***** The data

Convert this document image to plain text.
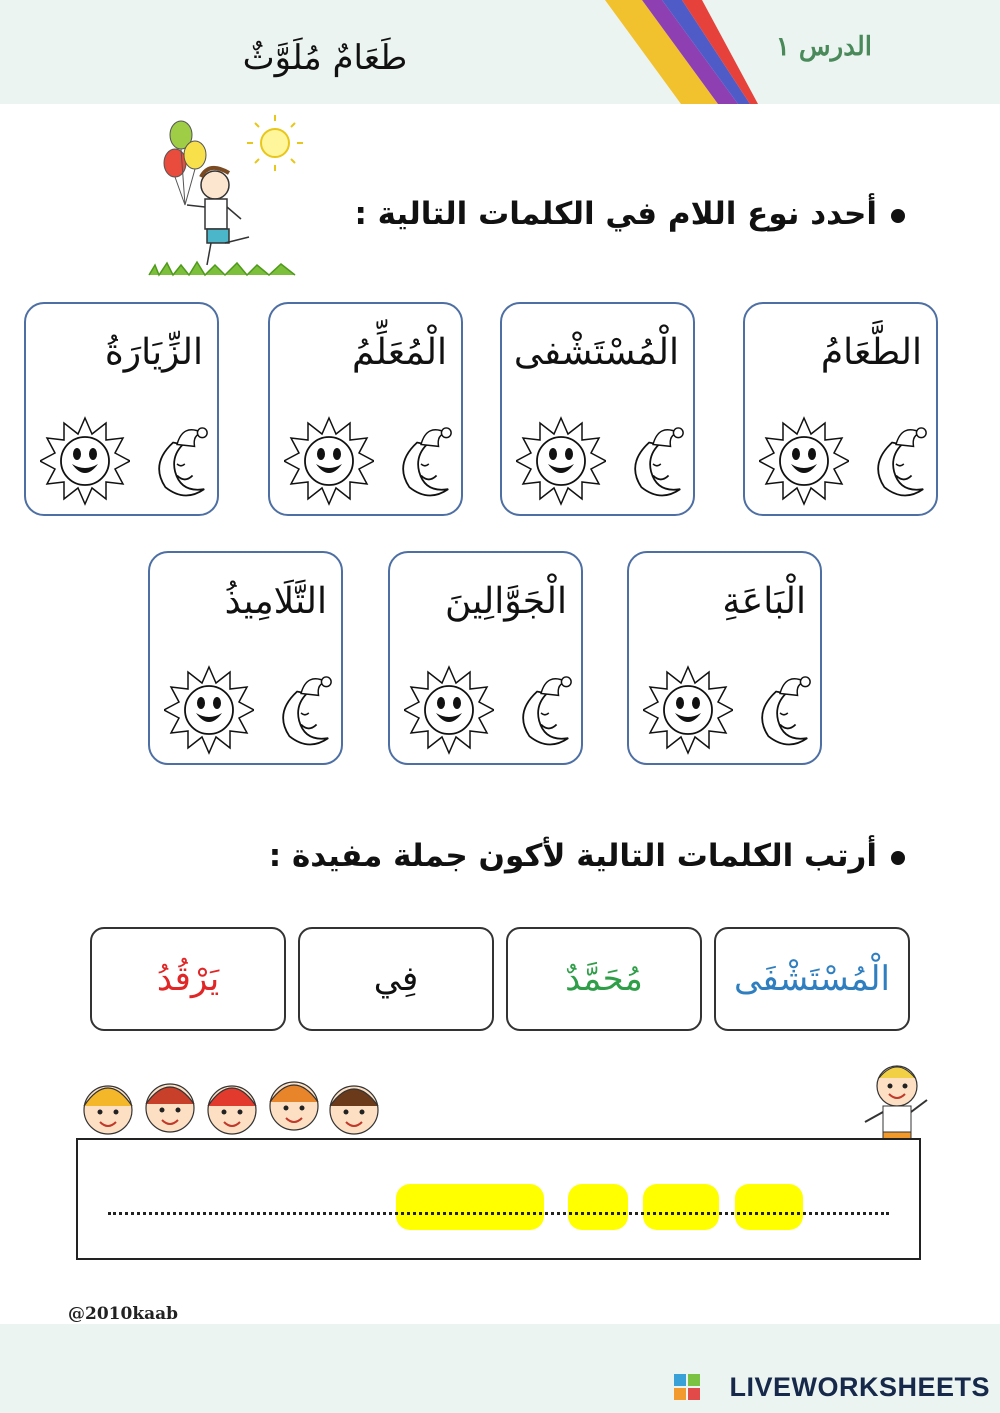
الدرس ١
طَعَامٌ مُلَوَّثٌ
أحدد نوع اللام في الكلمات التالية :
الطَّعَامُ
الْمُسْتَشْفى
الْمُعَلِّمُ
الزِّيَارَةُ
الْبَاعَةِ
الْجَوَّالِينَ
التَّلَامِيذُ
أرتب الكلمات التالية لأكون جملة مفيدة :
الْمُسْتَشْفَى
مُحَمَّدٌ
فِي
يَرْقُدُ
@2010kaab
LIVEWORKSHEETS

**********

Working from the material above, transcribe it exactly while omitting pictures.

*Result of this exercise*
Convert this document image to plain text.
الدرس ١
طَعَامٌ مُلَوَّثٌ
أحدد نوع اللام في الكلمات التالية :
الطَّعَامُ
الْمُسْتَشْفى
الْمُعَلِّمُ
الزِّيَارَةُ
الْبَاعَةِ
الْجَوَّالِينَ
التَّلَامِيذُ
أرتب الكلمات التالية لأكون جملة مفيدة :
الْمُسْتَشْفَى
مُحَمَّدٌ
فِي
يَرْقُدُ
@2010kaab
LIVEWORKSHEETS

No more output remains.